Records follow. Pull out every line that contains "pdel".

Extracts from a graphics dataset
┌──

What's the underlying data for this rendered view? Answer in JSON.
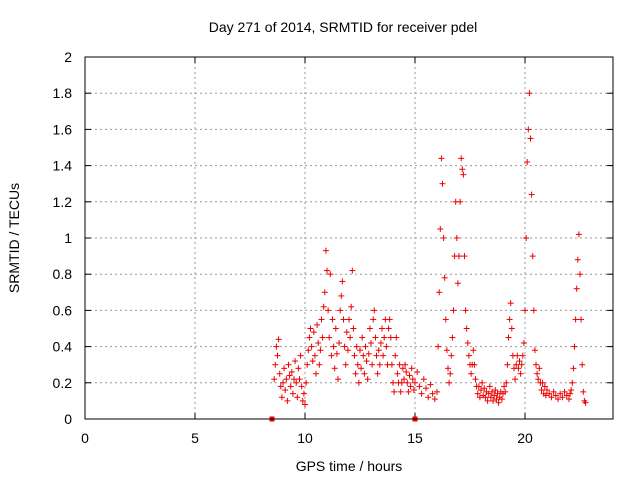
{
  "chart_data": {
    "type": "scatter",
    "title": "Day 271 of 2014, SRMTID for receiver pdel",
    "xlabel": "GPS time / hours",
    "ylabel": "SRMTID / TECUs",
    "xlim": [
      0,
      24
    ],
    "ylim": [
      0,
      2
    ],
    "xticks": [
      0,
      5,
      10,
      15,
      20
    ],
    "xtick_labels": [
      "0",
      "5",
      "10",
      "15",
      "20"
    ],
    "yticks": [
      0,
      0.2,
      0.4,
      0.6,
      0.8,
      1,
      1.2,
      1.4,
      1.6,
      1.8,
      2
    ],
    "ytick_labels": [
      "0",
      "0.2",
      "0.4",
      "0.6",
      "0.8",
      "1",
      "1.2",
      "1.4",
      "1.6",
      "1.8",
      "2"
    ],
    "grid": true,
    "marker": "+",
    "color": "#ee0000",
    "square_markers": [
      [
        8.5,
        0.0
      ],
      [
        15.0,
        0.0
      ]
    ],
    "series": [
      {
        "name": "pdel",
        "points": [
          [
            8.6,
            0.22
          ],
          [
            8.65,
            0.3
          ],
          [
            8.7,
            0.4
          ],
          [
            8.75,
            0.35
          ],
          [
            8.8,
            0.44
          ],
          [
            8.85,
            0.25
          ],
          [
            8.9,
            0.18
          ],
          [
            8.95,
            0.12
          ],
          [
            9.0,
            0.2
          ],
          [
            9.05,
            0.28
          ],
          [
            9.1,
            0.16
          ],
          [
            9.15,
            0.22
          ],
          [
            9.2,
            0.1
          ],
          [
            9.25,
            0.3
          ],
          [
            9.3,
            0.24
          ],
          [
            9.35,
            0.18
          ],
          [
            9.4,
            0.26
          ],
          [
            9.45,
            0.14
          ],
          [
            9.5,
            0.22
          ],
          [
            9.55,
            0.32
          ],
          [
            9.6,
            0.2
          ],
          [
            9.65,
            0.12
          ],
          [
            9.7,
            0.28
          ],
          [
            9.75,
            0.22
          ],
          [
            9.8,
            0.35
          ],
          [
            9.85,
            0.18
          ],
          [
            9.9,
            0.1
          ],
          [
            9.95,
            0.14
          ],
          [
            10.0,
            0.08
          ],
          [
            10.05,
            0.2
          ],
          [
            10.1,
            0.3
          ],
          [
            10.15,
            0.38
          ],
          [
            10.2,
            0.45
          ],
          [
            10.25,
            0.5
          ],
          [
            10.3,
            0.4
          ],
          [
            10.35,
            0.32
          ],
          [
            10.4,
            0.48
          ],
          [
            10.45,
            0.35
          ],
          [
            10.5,
            0.25
          ],
          [
            10.55,
            0.52
          ],
          [
            10.6,
            0.42
          ],
          [
            10.65,
            0.3
          ],
          [
            10.7,
            0.38
          ],
          [
            10.75,
            0.55
          ],
          [
            10.8,
            0.45
          ],
          [
            10.85,
            0.62
          ],
          [
            10.9,
            0.7
          ],
          [
            10.95,
            0.93
          ],
          [
            11.0,
            0.82
          ],
          [
            11.05,
            0.6
          ],
          [
            11.1,
            0.45
          ],
          [
            11.15,
            0.8
          ],
          [
            11.2,
            0.35
          ],
          [
            11.25,
            0.55
          ],
          [
            11.3,
            0.4
          ],
          [
            11.35,
            0.28
          ],
          [
            11.4,
            0.5
          ],
          [
            11.45,
            0.36
          ],
          [
            11.5,
            0.22
          ],
          [
            11.55,
            0.42
          ],
          [
            11.6,
            0.6
          ],
          [
            11.65,
            0.68
          ],
          [
            11.7,
            0.76
          ],
          [
            11.75,
            0.55
          ],
          [
            11.8,
            0.4
          ],
          [
            11.85,
            0.3
          ],
          [
            11.9,
            0.48
          ],
          [
            11.95,
            0.38
          ],
          [
            12.0,
            0.55
          ],
          [
            12.05,
            0.45
          ],
          [
            12.1,
            0.62
          ],
          [
            12.15,
            0.82
          ],
          [
            12.2,
            0.5
          ],
          [
            12.25,
            0.35
          ],
          [
            12.3,
            0.25
          ],
          [
            12.35,
            0.4
          ],
          [
            12.4,
            0.3
          ],
          [
            12.45,
            0.2
          ],
          [
            12.5,
            0.38
          ],
          [
            12.55,
            0.28
          ],
          [
            12.6,
            0.45
          ],
          [
            12.65,
            0.35
          ],
          [
            12.7,
            0.25
          ],
          [
            12.75,
            0.4
          ],
          [
            12.8,
            0.32
          ],
          [
            12.85,
            0.22
          ],
          [
            12.9,
            0.36
          ],
          [
            12.95,
            0.5
          ],
          [
            13.0,
            0.42
          ],
          [
            13.05,
            0.3
          ],
          [
            13.1,
            0.55
          ],
          [
            13.15,
            0.6
          ],
          [
            13.2,
            0.45
          ],
          [
            13.25,
            0.35
          ],
          [
            13.3,
            0.25
          ],
          [
            13.35,
            0.38
          ],
          [
            13.4,
            0.3
          ],
          [
            13.45,
            0.42
          ],
          [
            13.5,
            0.5
          ],
          [
            13.55,
            0.35
          ],
          [
            13.6,
            0.45
          ],
          [
            13.65,
            0.55
          ],
          [
            13.7,
            0.4
          ],
          [
            13.75,
            0.3
          ],
          [
            13.8,
            0.5
          ],
          [
            13.85,
            0.55
          ],
          [
            13.9,
            0.45
          ],
          [
            13.95,
            0.3
          ],
          [
            14.0,
            0.2
          ],
          [
            14.05,
            0.15
          ],
          [
            14.1,
            0.35
          ],
          [
            14.15,
            0.45
          ],
          [
            14.2,
            0.25
          ],
          [
            14.25,
            0.2
          ],
          [
            14.3,
            0.3
          ],
          [
            14.35,
            0.15
          ],
          [
            14.4,
            0.2
          ],
          [
            14.45,
            0.28
          ],
          [
            14.5,
            0.22
          ],
          [
            14.55,
            0.3
          ],
          [
            14.6,
            0.26
          ],
          [
            14.65,
            0.2
          ],
          [
            14.7,
            0.15
          ],
          [
            14.75,
            0.24
          ],
          [
            14.8,
            0.18
          ],
          [
            14.85,
            0.28
          ],
          [
            14.9,
            0.22
          ],
          [
            14.95,
            0.16
          ],
          [
            15.0,
            0.2
          ],
          [
            15.1,
            0.26
          ],
          [
            15.2,
            0.18
          ],
          [
            15.3,
            0.14
          ],
          [
            15.4,
            0.22
          ],
          [
            15.5,
            0.17
          ],
          [
            15.6,
            0.12
          ],
          [
            15.7,
            0.19
          ],
          [
            15.8,
            0.14
          ],
          [
            15.9,
            0.11
          ],
          [
            16.0,
            0.15
          ],
          [
            16.05,
            0.4
          ],
          [
            16.1,
            0.7
          ],
          [
            16.15,
            1.05
          ],
          [
            16.2,
            1.44
          ],
          [
            16.25,
            1.3
          ],
          [
            16.3,
            1.0
          ],
          [
            16.35,
            0.78
          ],
          [
            16.4,
            0.55
          ],
          [
            16.45,
            0.38
          ],
          [
            16.5,
            0.28
          ],
          [
            16.55,
            0.2
          ],
          [
            16.6,
            0.25
          ],
          [
            16.65,
            0.35
          ],
          [
            16.7,
            0.45
          ],
          [
            16.75,
            0.6
          ],
          [
            16.8,
            0.9
          ],
          [
            16.85,
            1.2
          ],
          [
            16.9,
            1.0
          ],
          [
            16.95,
            0.75
          ],
          [
            17.0,
            0.9
          ],
          [
            17.05,
            1.2
          ],
          [
            17.1,
            1.44
          ],
          [
            17.15,
            1.38
          ],
          [
            17.2,
            1.35
          ],
          [
            17.25,
            0.9
          ],
          [
            17.3,
            0.6
          ],
          [
            17.35,
            0.5
          ],
          [
            17.4,
            0.42
          ],
          [
            17.45,
            0.35
          ],
          [
            17.5,
            0.3
          ],
          [
            17.55,
            0.25
          ],
          [
            17.6,
            0.3
          ],
          [
            17.65,
            0.38
          ],
          [
            17.7,
            0.3
          ],
          [
            17.75,
            0.22
          ],
          [
            17.8,
            0.18
          ],
          [
            17.85,
            0.14
          ],
          [
            17.9,
            0.18
          ],
          [
            17.95,
            0.12
          ],
          [
            18.0,
            0.16
          ],
          [
            18.05,
            0.2
          ],
          [
            18.1,
            0.13
          ],
          [
            18.15,
            0.17
          ],
          [
            18.2,
            0.12
          ],
          [
            18.25,
            0.15
          ],
          [
            18.3,
            0.1
          ],
          [
            18.35,
            0.14
          ],
          [
            18.4,
            0.18
          ],
          [
            18.45,
            0.12
          ],
          [
            18.5,
            0.15
          ],
          [
            18.55,
            0.1
          ],
          [
            18.6,
            0.13
          ],
          [
            18.65,
            0.16
          ],
          [
            18.7,
            0.11
          ],
          [
            18.75,
            0.14
          ],
          [
            18.8,
            0.09
          ],
          [
            18.85,
            0.12
          ],
          [
            18.9,
            0.15
          ],
          [
            18.95,
            0.11
          ],
          [
            19.0,
            0.14
          ],
          [
            19.05,
            0.18
          ],
          [
            19.1,
            0.15
          ],
          [
            19.15,
            0.2
          ],
          [
            19.2,
            0.3
          ],
          [
            19.25,
            0.45
          ],
          [
            19.3,
            0.55
          ],
          [
            19.35,
            0.64
          ],
          [
            19.4,
            0.5
          ],
          [
            19.45,
            0.35
          ],
          [
            19.5,
            0.28
          ],
          [
            19.55,
            0.22
          ],
          [
            19.6,
            0.3
          ],
          [
            19.65,
            0.35
          ],
          [
            19.7,
            0.28
          ],
          [
            19.75,
            0.32
          ],
          [
            19.8,
            0.25
          ],
          [
            19.85,
            0.3
          ],
          [
            19.9,
            0.35
          ],
          [
            19.95,
            0.42
          ],
          [
            20.0,
            0.6
          ],
          [
            20.05,
            1.0
          ],
          [
            20.1,
            1.42
          ],
          [
            20.15,
            1.6
          ],
          [
            20.2,
            1.8
          ],
          [
            20.25,
            1.55
          ],
          [
            20.3,
            1.24
          ],
          [
            20.35,
            0.9
          ],
          [
            20.4,
            0.6
          ],
          [
            20.45,
            0.38
          ],
          [
            20.5,
            0.3
          ],
          [
            20.55,
            0.25
          ],
          [
            20.6,
            0.22
          ],
          [
            20.65,
            0.28
          ],
          [
            20.7,
            0.2
          ],
          [
            20.75,
            0.16
          ],
          [
            20.8,
            0.2
          ],
          [
            20.85,
            0.14
          ],
          [
            20.9,
            0.18
          ],
          [
            20.95,
            0.13
          ],
          [
            21.0,
            0.16
          ],
          [
            21.1,
            0.14
          ],
          [
            21.2,
            0.12
          ],
          [
            21.3,
            0.15
          ],
          [
            21.4,
            0.13
          ],
          [
            21.5,
            0.11
          ],
          [
            21.6,
            0.14
          ],
          [
            21.7,
            0.12
          ],
          [
            21.8,
            0.15
          ],
          [
            21.9,
            0.13
          ],
          [
            22.0,
            0.11
          ],
          [
            22.05,
            0.14
          ],
          [
            22.1,
            0.16
          ],
          [
            22.15,
            0.2
          ],
          [
            22.2,
            0.28
          ],
          [
            22.25,
            0.4
          ],
          [
            22.3,
            0.55
          ],
          [
            22.35,
            0.72
          ],
          [
            22.4,
            0.88
          ],
          [
            22.45,
            1.02
          ],
          [
            22.5,
            0.8
          ],
          [
            22.55,
            0.55
          ],
          [
            22.6,
            0.3
          ],
          [
            22.65,
            0.15
          ],
          [
            22.7,
            0.1
          ],
          [
            22.75,
            0.09
          ]
        ]
      }
    ]
  }
}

└──

> [Exercise response]
    "title": "Day 271 of 2014, SRMTID for receiver pdel",
        "name": "pdel",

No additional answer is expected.